Your goal>
Every line that holds "điều" should be shown.

-- Data for this task start --

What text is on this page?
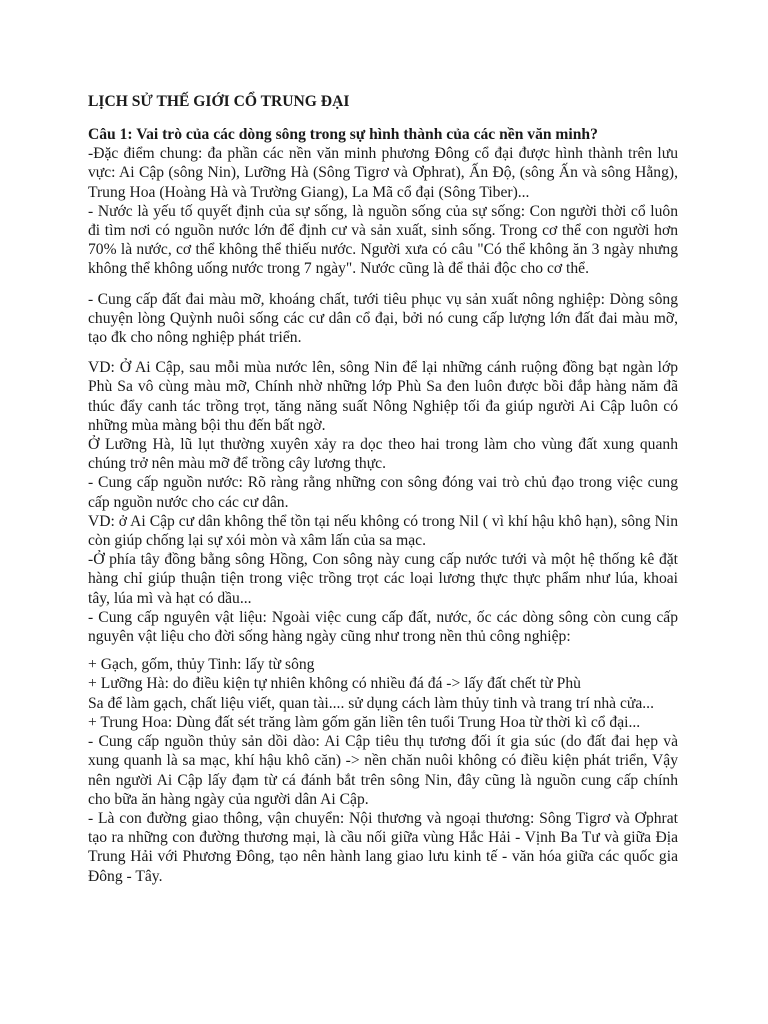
LỊCH SỬ THẾ GIỚI CỔ TRUNG ĐẠI

Câu 1: Vai trò của các dòng sông trong sự hình thành của các nền văn minh?

-Đặc điểm chung: đa phần các nền văn minh phương Đông cổ đại được hình thành trên lưu vực: Ai Cập (sông Nin), Lưỡng Hà (Sông Tigrơ và Ơphrat), Ấn Độ, (sông Ấn và sông Hằng), Trung Hoa (Hoàng Hà và Trường Giang), La Mã cổ đại (Sông Tiber)...

- Nước là yếu tố quyết định của sự sống, là nguồn sống của sự sống: Con người thời cổ luôn đi tìm nơi có nguồn nước lớn để định cư và sản xuất, sinh sống. Trong cơ thể con người hơn 70% là nước, cơ thể không thể thiếu nước. Người xưa có câu "Có thể không ăn 3 ngày nhưng không thể không uống nước trong 7 ngày". Nước cũng là để thải độc cho cơ thể.

- Cung cấp đất đai màu mỡ, khoáng chất, tưới tiêu phục vụ sản xuất nông nghiệp: Dòng sông chuyện lòng Quỳnh nuôi sống các cư dân cổ đại, bởi nó cung cấp lượng lớn đất đai màu mỡ, tạo đk cho nông nghiệp phát triển.

VD: Ở Ai Cập, sau mỗi mùa nước lên, sông Nin để lại những cánh ruộng đồng bạt ngàn lớp Phù Sa vô cùng màu mỡ, Chính nhờ những lớp Phù Sa đen luôn được bồi đắp hàng năm đã thúc đẩy canh tác trồng trọt, tăng năng suất Nông Nghiệp tối đa giúp người Ai Cập luôn có những mùa màng bội thu đến bất ngờ.

Ở Lưỡng Hà, lũ lụt thường xuyên xảy ra dọc theo hai trong làm cho vùng đất xung quanh chúng trở nên màu mỡ để trồng cây lương thực.

- Cung cấp nguồn nước: Rõ ràng rằng những con sông đóng vai trò chủ đạo trong việc cung cấp nguồn nước cho các cư dân.

VD: ở Ai Cập cư dân không thể tồn tại nếu không có trong Nil ( vì khí hậu khô hạn), sông Nin còn giúp chống lại sự xói mòn và xâm lấn của sa mạc.

-Ở phía tây đồng bằng sông Hồng, Con sông này cung cấp nước tưới và một hệ thống kê đặt hàng chỉ giúp thuận tiện trong việc trồng trọt các loại lương thực thực phẩm như lúa, khoai tây, lúa mì và hạt có dầu...

- Cung cấp nguyên vật liệu: Ngoài việc cung cấp đất, nước, ốc các dòng sông còn cung cấp nguyên vật liệu cho đời sống hàng ngày cũng như trong nền thủ công nghiệp:

+ Gạch, gốm, thủy Tinh: lấy từ sông

+ Lưỡng Hà: do điều kiện tự nhiên không có nhiều đá đá -> lấy đất chết từ Phù

Sa để làm gạch, chất liệu viết, quan tài.... sử dụng cách làm thủy tinh và trang trí nhà cửa...

+ Trung Hoa: Dùng đất sét trăng làm gốm găn liền tên tuổi Trung Hoa từ thời kì cổ đại...

- Cung cấp nguồn thủy sản dồi dào: Ai Cập tiêu thụ tương đối ít gia súc (do đất đai hẹp và xung quanh là sa mạc, khí hậu khô căn) -> nền chăn nuôi không có điều kiện phát triển, Vậy nên người Ai Cập lấy đạm từ cá đánh bắt trên sông Nin, đây cũng là nguồn cung cấp chính cho bữa ăn hàng ngày của người dân Ai Cập.

- Là con đường giao thông, vận chuyển: Nội thương và ngoại thương: Sông Tigrơ và Ơphrat tạo ra những con đường thương mại, là cầu nối giữa vùng Hắc Hải - Vịnh Ba Tư và giữa Địa Trung Hải với Phương Đông, tạo nên hành lang giao lưu kinh tế - văn hóa giữa các quốc gia Đông - Tây.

-- Data for this task end --

Final result>
+ Lưỡng Hà: do điều kiện tự nhiên không có nhiều đá đá -> lấy đất chết từ Phù
- Cung cấp nguồn thủy sản dồi dào: Ai Cập tiêu thụ tương đối ít gia súc (do đất đai hẹp và xung quanh là sa mạc, khí hậu khô căn) -> nền chăn nuôi không có điều kiện phát triển, Vậy nên người Ai Cập lấy đạm từ cá đánh bắt trên sông Nin, đây cũng là nguồn cung cấp chính cho bữa ăn hàng ngày của người dân Ai Cập.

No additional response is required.